Required work:
For this exercise, write each entry below out precisely and omit the pictures.

Provided data:
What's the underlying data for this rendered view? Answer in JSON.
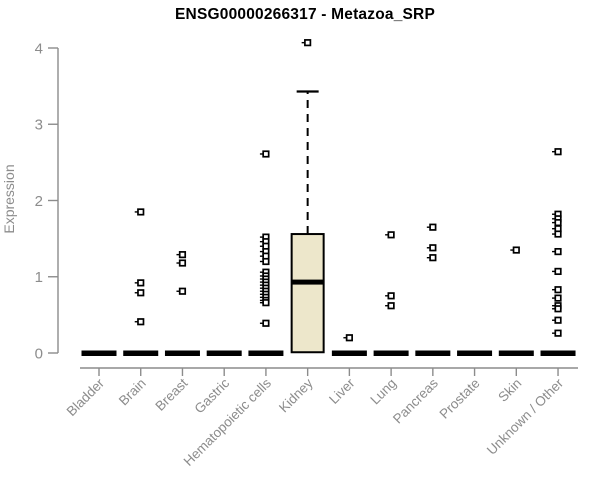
{
  "chart_data": {
    "type": "boxplot",
    "title": "ENSG00000266317 - Metazoa_SRP",
    "ylabel": "Expression",
    "xlabel": "",
    "ylim": [
      0,
      4
    ],
    "yticks": [
      0,
      1,
      2,
      3,
      4
    ],
    "grid": false,
    "legend": "none",
    "marker_shape": "open-square",
    "categories": [
      {
        "label": "Bladder",
        "zero_bar": true,
        "points": []
      },
      {
        "label": "Brain",
        "zero_bar": true,
        "points": [
          1.85,
          0.92,
          0.79,
          0.41
        ]
      },
      {
        "label": "Breast",
        "zero_bar": true,
        "points": [
          1.29,
          1.18,
          0.81
        ]
      },
      {
        "label": "Gastric",
        "zero_bar": true,
        "points": []
      },
      {
        "label": "Hematopoietic cells",
        "zero_bar": true,
        "points": [
          2.61,
          1.52,
          1.46,
          1.4,
          1.33,
          1.27,
          1.2,
          1.06,
          1.01,
          0.97,
          0.93,
          0.89,
          0.85,
          0.81,
          0.77,
          0.73,
          0.69,
          0.66,
          0.39
        ]
      },
      {
        "label": "Kidney",
        "zero_bar": false,
        "points": [
          4.07
        ],
        "box": {
          "q1": 0.01,
          "median": 0.93,
          "q3": 1.56,
          "whisker_low": 0.01,
          "whisker_high": 3.43
        }
      },
      {
        "label": "Liver",
        "zero_bar": true,
        "points": [
          0.2
        ]
      },
      {
        "label": "Lung",
        "zero_bar": true,
        "points": [
          1.55,
          0.75,
          0.62
        ]
      },
      {
        "label": "Pancreas",
        "zero_bar": true,
        "points": [
          1.65,
          1.38,
          1.25
        ]
      },
      {
        "label": "Prostate",
        "zero_bar": true,
        "points": []
      },
      {
        "label": "Skin",
        "zero_bar": true,
        "points": [
          1.35
        ]
      },
      {
        "label": "Unknown / Other",
        "zero_bar": true,
        "points": [
          2.64,
          1.82,
          1.76,
          1.71,
          1.63,
          1.56,
          1.33,
          1.07,
          0.83,
          0.72,
          0.62,
          0.58,
          0.43,
          0.26
        ]
      }
    ],
    "colors": {
      "box_fill": "#EDE7CB",
      "box_stroke": "#000000",
      "median": "#000000",
      "whisker": "#000000",
      "zero_bar": "#000000",
      "marker": "#000000",
      "marker_fill": "#FFFFFF",
      "axis": "#8C8C8C",
      "tick_text": "#8C8C8C",
      "title_text": "#000000"
    }
  }
}
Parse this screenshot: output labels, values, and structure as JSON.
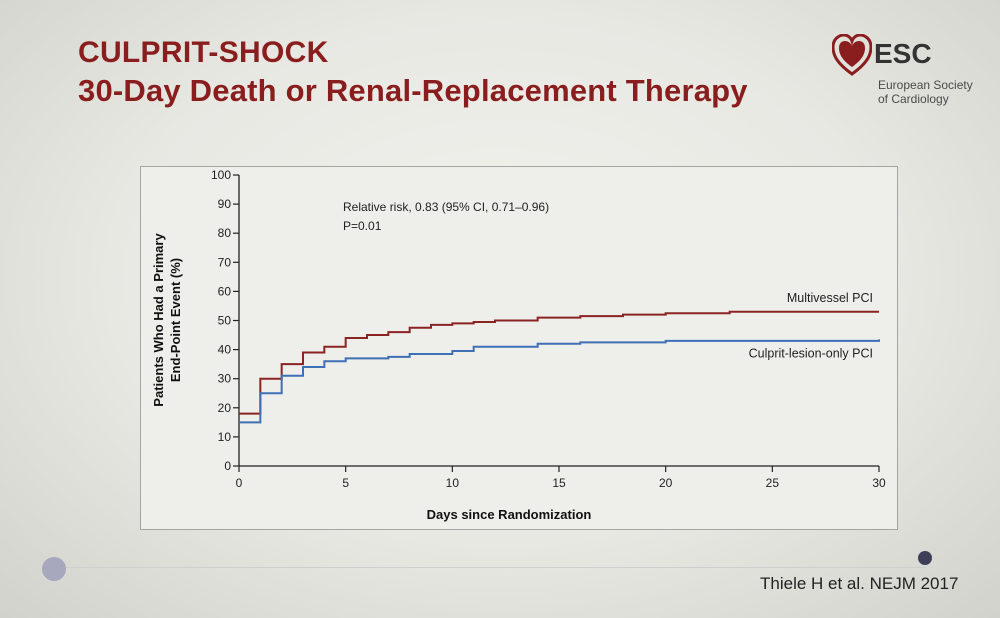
{
  "slide": {
    "title_line1": "CULPRIT-SHOCK",
    "title_line2": "30-Day Death or Renal-Replacement Therapy",
    "citation": "Thiele H et al. NEJM 2017"
  },
  "logo": {
    "abbr": "ESC",
    "line1": "European Society",
    "line2": "of Cardiology",
    "brand_color": "#8a1d1d"
  },
  "chart_data": {
    "type": "line",
    "step": true,
    "xlabel": "Days since Randomization",
    "ylabel_line1": "Patients Who Had a Primary",
    "ylabel_line2": "End-Point Event (%)",
    "xlim": [
      0,
      30
    ],
    "ylim": [
      0,
      100
    ],
    "x_ticks": [
      0,
      5,
      10,
      15,
      20,
      25,
      30
    ],
    "y_ticks": [
      0,
      10,
      20,
      30,
      40,
      50,
      60,
      70,
      80,
      90,
      100
    ],
    "grid": false,
    "annotations": [
      "Relative risk, 0.83 (95% CI, 0.71–0.96)",
      "P=0.01"
    ],
    "series": [
      {
        "name": "Multivessel PCI",
        "color": "#8b2323",
        "x": [
          0,
          1,
          2,
          3,
          4,
          5,
          6,
          7,
          8,
          9,
          10,
          11,
          12,
          14,
          16,
          18,
          20,
          23,
          30
        ],
        "y": [
          18,
          30,
          35,
          39,
          41,
          44,
          45,
          46,
          47.5,
          48.5,
          49,
          49.5,
          50,
          51,
          51.5,
          52,
          52.5,
          53,
          53
        ]
      },
      {
        "name": "Culprit-lesion-only PCI",
        "color": "#3f6fb5",
        "x": [
          0,
          1,
          2,
          3,
          4,
          5,
          7,
          8,
          10,
          11,
          14,
          16,
          20,
          30
        ],
        "y": [
          15,
          25,
          31,
          34,
          36,
          37,
          37.5,
          38.5,
          39.5,
          41,
          42,
          42.5,
          43,
          43.5
        ]
      }
    ]
  }
}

Solution for this exercise:
What's the underlying data for this rendered view? Answer in JSON.
{
  "chart_data": {
    "type": "boxplot",
    "title": "ENSG00000266317 - Metazoa_SRP",
    "ylabel": "Expression",
    "xlabel": "",
    "ylim": [
      0,
      4
    ],
    "yticks": [
      0,
      1,
      2,
      3,
      4
    ],
    "grid": false,
    "legend": "none",
    "marker_shape": "open-square",
    "categories": [
      {
        "label": "Bladder",
        "zero_bar": true,
        "points": []
      },
      {
        "label": "Brain",
        "zero_bar": true,
        "points": [
          1.85,
          0.92,
          0.79,
          0.41
        ]
      },
      {
        "label": "Breast",
        "zero_bar": true,
        "points": [
          1.29,
          1.18,
          0.81
        ]
      },
      {
        "label": "Gastric",
        "zero_bar": true,
        "points": []
      },
      {
        "label": "Hematopoietic cells",
        "zero_bar": true,
        "points": [
          2.61,
          1.52,
          1.46,
          1.4,
          1.33,
          1.27,
          1.2,
          1.06,
          1.01,
          0.97,
          0.93,
          0.89,
          0.85,
          0.81,
          0.77,
          0.73,
          0.69,
          0.66,
          0.39
        ]
      },
      {
        "label": "Kidney",
        "zero_bar": false,
        "points": [
          4.07
        ],
        "box": {
          "q1": 0.01,
          "median": 0.93,
          "q3": 1.56,
          "whisker_low": 0.01,
          "whisker_high": 3.43
        }
      },
      {
        "label": "Liver",
        "zero_bar": true,
        "points": [
          0.2
        ]
      },
      {
        "label": "Lung",
        "zero_bar": true,
        "points": [
          1.55,
          0.75,
          0.62
        ]
      },
      {
        "label": "Pancreas",
        "zero_bar": true,
        "points": [
          1.65,
          1.38,
          1.25
        ]
      },
      {
        "label": "Prostate",
        "zero_bar": true,
        "points": []
      },
      {
        "label": "Skin",
        "zero_bar": true,
        "points": [
          1.35
        ]
      },
      {
        "label": "Unknown / Other",
        "zero_bar": true,
        "points": [
          2.64,
          1.82,
          1.76,
          1.71,
          1.63,
          1.56,
          1.33,
          1.07,
          0.83,
          0.72,
          0.62,
          0.58,
          0.43,
          0.26
        ]
      }
    ],
    "colors": {
      "box_fill": "#EDE7CB",
      "box_stroke": "#000000",
      "median": "#000000",
      "whisker": "#000000",
      "zero_bar": "#000000",
      "marker": "#000000",
      "marker_fill": "#FFFFFF",
      "axis": "#8C8C8C",
      "tick_text": "#8C8C8C",
      "title_text": "#000000"
    }
  }
}
Parse this screenshot: output labels, values, and structure as JSON.
{
  "slide": {
    "title_line1": "CULPRIT-SHOCK",
    "title_line2": "30-Day Death or Renal-Replacement Therapy",
    "citation": "Thiele H et al. NEJM 2017"
  },
  "logo": {
    "abbr": "ESC",
    "line1": "European Society",
    "line2": "of Cardiology",
    "brand_color": "#8a1d1d"
  },
  "chart_data": {
    "type": "line",
    "step": true,
    "xlabel": "Days since Randomization",
    "ylabel_line1": "Patients Who Had a Primary",
    "ylabel_line2": "End-Point Event (%)",
    "xlim": [
      0,
      30
    ],
    "ylim": [
      0,
      100
    ],
    "x_ticks": [
      0,
      5,
      10,
      15,
      20,
      25,
      30
    ],
    "y_ticks": [
      0,
      10,
      20,
      30,
      40,
      50,
      60,
      70,
      80,
      90,
      100
    ],
    "grid": false,
    "annotations": [
      "Relative risk, 0.83 (95% CI, 0.71–0.96)",
      "P=0.01"
    ],
    "series": [
      {
        "name": "Multivessel PCI",
        "color": "#8b2323",
        "x": [
          0,
          1,
          2,
          3,
          4,
          5,
          6,
          7,
          8,
          9,
          10,
          11,
          12,
          14,
          16,
          18,
          20,
          23,
          30
        ],
        "y": [
          18,
          30,
          35,
          39,
          41,
          44,
          45,
          46,
          47.5,
          48.5,
          49,
          49.5,
          50,
          51,
          51.5,
          52,
          52.5,
          53,
          53
        ]
      },
      {
        "name": "Culprit-lesion-only PCI",
        "color": "#3f6fb5",
        "x": [
          0,
          1,
          2,
          3,
          4,
          5,
          7,
          8,
          10,
          11,
          14,
          16,
          20,
          30
        ],
        "y": [
          15,
          25,
          31,
          34,
          36,
          37,
          37.5,
          38.5,
          39.5,
          41,
          42,
          42.5,
          43,
          43.5
        ]
      }
    ]
  }
}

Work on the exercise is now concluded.